**Data lines**
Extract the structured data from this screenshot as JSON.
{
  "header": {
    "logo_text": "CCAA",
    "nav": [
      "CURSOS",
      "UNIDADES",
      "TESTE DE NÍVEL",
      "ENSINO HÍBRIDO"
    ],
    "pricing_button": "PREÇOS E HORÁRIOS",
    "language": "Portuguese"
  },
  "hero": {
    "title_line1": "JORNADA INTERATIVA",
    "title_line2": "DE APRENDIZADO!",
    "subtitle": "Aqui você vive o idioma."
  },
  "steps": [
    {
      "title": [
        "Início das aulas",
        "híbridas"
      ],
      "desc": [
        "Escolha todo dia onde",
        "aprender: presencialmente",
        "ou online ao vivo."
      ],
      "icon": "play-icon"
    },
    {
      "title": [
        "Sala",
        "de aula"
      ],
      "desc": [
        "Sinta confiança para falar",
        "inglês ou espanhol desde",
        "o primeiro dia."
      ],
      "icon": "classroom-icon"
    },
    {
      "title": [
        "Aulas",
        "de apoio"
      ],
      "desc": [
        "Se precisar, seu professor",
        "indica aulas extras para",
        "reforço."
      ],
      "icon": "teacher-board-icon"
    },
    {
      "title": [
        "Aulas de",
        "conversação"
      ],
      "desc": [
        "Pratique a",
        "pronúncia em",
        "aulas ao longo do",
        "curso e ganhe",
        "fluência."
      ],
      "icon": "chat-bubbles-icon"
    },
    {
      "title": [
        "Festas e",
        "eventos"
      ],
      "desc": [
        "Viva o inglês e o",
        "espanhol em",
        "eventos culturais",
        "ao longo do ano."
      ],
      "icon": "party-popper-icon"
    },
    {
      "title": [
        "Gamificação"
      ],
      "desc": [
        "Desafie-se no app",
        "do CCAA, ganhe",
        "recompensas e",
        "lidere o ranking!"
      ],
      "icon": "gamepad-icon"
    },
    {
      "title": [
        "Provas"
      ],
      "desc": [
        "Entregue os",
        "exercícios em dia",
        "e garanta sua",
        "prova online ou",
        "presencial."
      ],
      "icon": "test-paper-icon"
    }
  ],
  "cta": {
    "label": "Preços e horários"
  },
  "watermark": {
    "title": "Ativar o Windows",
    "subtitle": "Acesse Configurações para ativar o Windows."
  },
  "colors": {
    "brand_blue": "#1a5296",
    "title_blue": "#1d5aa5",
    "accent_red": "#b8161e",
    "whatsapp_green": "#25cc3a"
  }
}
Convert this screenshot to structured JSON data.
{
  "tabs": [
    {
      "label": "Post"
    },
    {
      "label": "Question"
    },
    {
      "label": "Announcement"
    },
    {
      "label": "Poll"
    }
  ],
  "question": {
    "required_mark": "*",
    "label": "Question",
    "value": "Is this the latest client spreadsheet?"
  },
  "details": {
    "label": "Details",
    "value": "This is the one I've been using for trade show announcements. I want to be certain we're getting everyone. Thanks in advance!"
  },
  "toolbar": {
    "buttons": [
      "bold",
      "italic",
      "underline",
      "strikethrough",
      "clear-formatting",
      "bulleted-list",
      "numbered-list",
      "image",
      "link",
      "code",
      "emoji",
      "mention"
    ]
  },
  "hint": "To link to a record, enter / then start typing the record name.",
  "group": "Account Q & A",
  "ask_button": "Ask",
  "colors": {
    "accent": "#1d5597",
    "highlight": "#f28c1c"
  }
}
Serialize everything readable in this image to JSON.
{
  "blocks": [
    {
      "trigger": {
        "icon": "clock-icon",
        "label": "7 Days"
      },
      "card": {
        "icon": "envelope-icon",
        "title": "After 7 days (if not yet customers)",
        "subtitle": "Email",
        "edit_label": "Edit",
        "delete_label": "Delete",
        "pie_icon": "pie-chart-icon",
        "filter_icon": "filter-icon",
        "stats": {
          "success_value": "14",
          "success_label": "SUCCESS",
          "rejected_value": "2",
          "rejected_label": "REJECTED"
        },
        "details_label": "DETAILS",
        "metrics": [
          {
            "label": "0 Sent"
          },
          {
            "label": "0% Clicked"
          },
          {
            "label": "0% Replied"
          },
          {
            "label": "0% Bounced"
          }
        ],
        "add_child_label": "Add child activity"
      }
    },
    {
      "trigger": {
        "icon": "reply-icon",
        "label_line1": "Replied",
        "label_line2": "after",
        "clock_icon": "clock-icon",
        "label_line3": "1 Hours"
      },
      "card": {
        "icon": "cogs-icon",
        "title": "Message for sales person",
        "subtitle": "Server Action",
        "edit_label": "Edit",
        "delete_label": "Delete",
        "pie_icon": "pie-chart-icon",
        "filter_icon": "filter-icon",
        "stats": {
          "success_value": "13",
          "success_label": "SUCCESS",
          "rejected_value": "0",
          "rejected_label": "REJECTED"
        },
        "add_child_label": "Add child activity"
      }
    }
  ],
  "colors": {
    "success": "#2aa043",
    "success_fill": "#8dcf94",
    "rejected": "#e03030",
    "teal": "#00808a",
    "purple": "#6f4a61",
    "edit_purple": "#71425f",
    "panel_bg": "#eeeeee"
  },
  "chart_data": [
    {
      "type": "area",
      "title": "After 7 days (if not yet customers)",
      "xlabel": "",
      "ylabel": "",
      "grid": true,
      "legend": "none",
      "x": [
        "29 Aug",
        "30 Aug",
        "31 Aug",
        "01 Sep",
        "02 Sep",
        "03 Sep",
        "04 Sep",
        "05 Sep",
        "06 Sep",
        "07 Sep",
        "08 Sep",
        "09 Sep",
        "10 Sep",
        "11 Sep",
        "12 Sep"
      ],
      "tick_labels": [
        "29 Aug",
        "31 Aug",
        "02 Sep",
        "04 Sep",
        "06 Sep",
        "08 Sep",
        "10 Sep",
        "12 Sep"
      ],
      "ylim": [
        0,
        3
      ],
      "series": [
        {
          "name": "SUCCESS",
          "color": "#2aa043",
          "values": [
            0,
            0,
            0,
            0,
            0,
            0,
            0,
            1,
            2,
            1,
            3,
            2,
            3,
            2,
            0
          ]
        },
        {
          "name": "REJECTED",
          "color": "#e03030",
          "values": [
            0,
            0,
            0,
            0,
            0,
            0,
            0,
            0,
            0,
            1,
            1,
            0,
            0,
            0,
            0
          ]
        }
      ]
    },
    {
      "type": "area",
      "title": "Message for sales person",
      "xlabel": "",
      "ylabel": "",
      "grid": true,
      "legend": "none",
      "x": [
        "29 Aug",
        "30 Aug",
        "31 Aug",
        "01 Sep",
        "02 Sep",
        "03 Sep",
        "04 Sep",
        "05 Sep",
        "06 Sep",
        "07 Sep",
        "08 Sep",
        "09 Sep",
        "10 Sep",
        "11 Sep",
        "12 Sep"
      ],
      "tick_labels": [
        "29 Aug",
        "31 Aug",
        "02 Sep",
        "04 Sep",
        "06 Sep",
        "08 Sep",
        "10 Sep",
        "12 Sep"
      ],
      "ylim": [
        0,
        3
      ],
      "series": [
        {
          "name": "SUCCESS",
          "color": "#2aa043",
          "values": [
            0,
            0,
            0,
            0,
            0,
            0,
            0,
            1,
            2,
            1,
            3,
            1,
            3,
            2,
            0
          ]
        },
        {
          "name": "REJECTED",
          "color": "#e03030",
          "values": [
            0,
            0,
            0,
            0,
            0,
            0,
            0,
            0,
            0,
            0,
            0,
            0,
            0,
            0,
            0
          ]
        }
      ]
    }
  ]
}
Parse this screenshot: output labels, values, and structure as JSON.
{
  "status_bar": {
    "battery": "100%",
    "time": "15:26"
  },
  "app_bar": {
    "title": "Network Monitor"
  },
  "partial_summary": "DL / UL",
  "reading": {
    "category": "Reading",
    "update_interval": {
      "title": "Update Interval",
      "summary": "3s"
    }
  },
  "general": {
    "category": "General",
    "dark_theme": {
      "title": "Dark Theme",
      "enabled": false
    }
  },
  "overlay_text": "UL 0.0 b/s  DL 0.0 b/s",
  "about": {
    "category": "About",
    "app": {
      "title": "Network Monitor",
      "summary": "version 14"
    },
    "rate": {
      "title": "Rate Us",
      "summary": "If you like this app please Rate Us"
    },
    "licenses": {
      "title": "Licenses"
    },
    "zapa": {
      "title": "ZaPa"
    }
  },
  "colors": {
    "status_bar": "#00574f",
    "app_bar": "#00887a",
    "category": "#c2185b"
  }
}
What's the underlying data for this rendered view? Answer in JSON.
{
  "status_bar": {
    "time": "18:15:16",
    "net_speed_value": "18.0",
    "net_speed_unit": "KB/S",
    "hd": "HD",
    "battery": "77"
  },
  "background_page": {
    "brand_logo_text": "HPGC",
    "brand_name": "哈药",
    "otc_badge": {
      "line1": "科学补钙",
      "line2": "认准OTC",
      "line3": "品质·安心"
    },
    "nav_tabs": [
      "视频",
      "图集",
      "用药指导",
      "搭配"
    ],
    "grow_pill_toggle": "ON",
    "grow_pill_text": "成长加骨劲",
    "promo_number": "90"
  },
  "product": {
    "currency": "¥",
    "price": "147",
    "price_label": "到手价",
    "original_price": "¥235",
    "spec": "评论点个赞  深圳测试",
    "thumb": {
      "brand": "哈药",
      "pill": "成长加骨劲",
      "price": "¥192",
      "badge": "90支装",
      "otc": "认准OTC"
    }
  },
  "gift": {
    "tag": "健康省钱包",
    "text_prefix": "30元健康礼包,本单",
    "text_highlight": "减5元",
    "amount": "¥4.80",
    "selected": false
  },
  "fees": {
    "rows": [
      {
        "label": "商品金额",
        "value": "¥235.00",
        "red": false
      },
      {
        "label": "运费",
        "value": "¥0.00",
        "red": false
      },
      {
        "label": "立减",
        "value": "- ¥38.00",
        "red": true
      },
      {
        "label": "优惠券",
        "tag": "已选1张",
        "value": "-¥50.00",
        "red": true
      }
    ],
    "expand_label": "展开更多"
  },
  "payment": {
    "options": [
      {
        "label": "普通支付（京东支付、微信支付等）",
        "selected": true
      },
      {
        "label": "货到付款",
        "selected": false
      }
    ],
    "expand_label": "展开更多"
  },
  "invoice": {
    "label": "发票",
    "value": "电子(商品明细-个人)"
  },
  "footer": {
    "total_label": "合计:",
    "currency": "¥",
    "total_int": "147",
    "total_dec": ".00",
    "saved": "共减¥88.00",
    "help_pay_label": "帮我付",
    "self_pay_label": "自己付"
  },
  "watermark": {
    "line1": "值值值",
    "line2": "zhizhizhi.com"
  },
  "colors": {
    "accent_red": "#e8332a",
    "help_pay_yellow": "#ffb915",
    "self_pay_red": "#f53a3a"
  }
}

**Your task**
For this exercise, gather every line of the data that contains the word "inglês".

**Response**
        "inglês ou espanhol desde",
        "Viva o inglês e o",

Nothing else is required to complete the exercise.